Without including any pictures, copy each entry below exactly.

[begin The data]

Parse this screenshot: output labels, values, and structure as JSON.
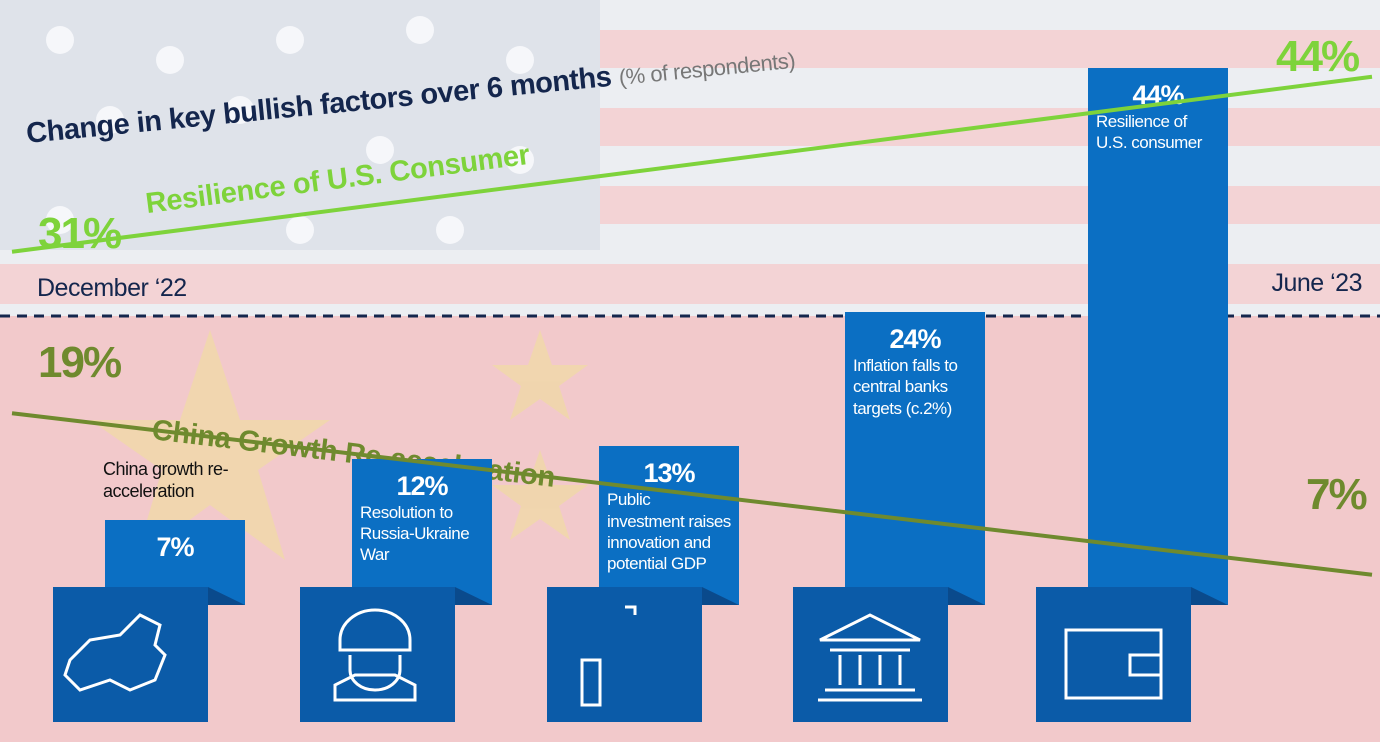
{
  "chart_data": {
    "type": "bar",
    "title": "Change in key bullish factors over 6 months",
    "subtitle": "(% of respondents)",
    "categories": [
      "China growth re-acceleration",
      "Resolution to Russia-Ukraine War",
      "Public investment raises innovation and potential GDP",
      "Inflation falls to central banks targets (c.2%)",
      "Resilience of U.S. consumer"
    ],
    "values": [
      7,
      12,
      13,
      24,
      44
    ],
    "value_labels": [
      "7%",
      "12%",
      "13%",
      "24%",
      "44%"
    ],
    "color": "#0b6fc3",
    "x": [
      "December ‘22",
      "June ‘23"
    ],
    "lines": [
      {
        "name": "Resilience of U.S. Consumer",
        "color": "#7ed33b",
        "values": [
          31,
          44
        ],
        "value_labels": [
          "31%",
          "44%"
        ]
      },
      {
        "name": "China Growth Re-acceleration",
        "color": "#6f8a2e",
        "values": [
          19,
          7
        ],
        "value_labels": [
          "19%",
          "7%"
        ]
      }
    ]
  }
}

[end The data]

### The completed task
Parse this screenshot: output labels, values, and structure as JSON.
{
  "chart_data": {
    "type": "bar",
    "title": "Change in key bullish factors over 6 months",
    "subtitle": "(% of respondents)",
    "categories": [
      "China growth re-acceleration",
      "Resolution to Russia-Ukraine War",
      "Public investment raises innovation and potential GDP",
      "Inflation falls to central banks targets (c.2%)",
      "Resilience of U.S. consumer"
    ],
    "values": [
      7,
      12,
      13,
      24,
      44
    ],
    "value_labels": [
      "7%",
      "12%",
      "13%",
      "24%",
      "44%"
    ],
    "color": "#0b6fc3",
    "x": [
      "December ‘22",
      "June ‘23"
    ],
    "lines": [
      {
        "name": "Resilience of U.S. Consumer",
        "color": "#7ed33b",
        "values": [
          31,
          44
        ],
        "value_labels": [
          "31%",
          "44%"
        ]
      },
      {
        "name": "China Growth Re-acceleration",
        "color": "#6f8a2e",
        "values": [
          19,
          7
        ],
        "value_labels": [
          "19%",
          "7%"
        ]
      }
    ]
  }
}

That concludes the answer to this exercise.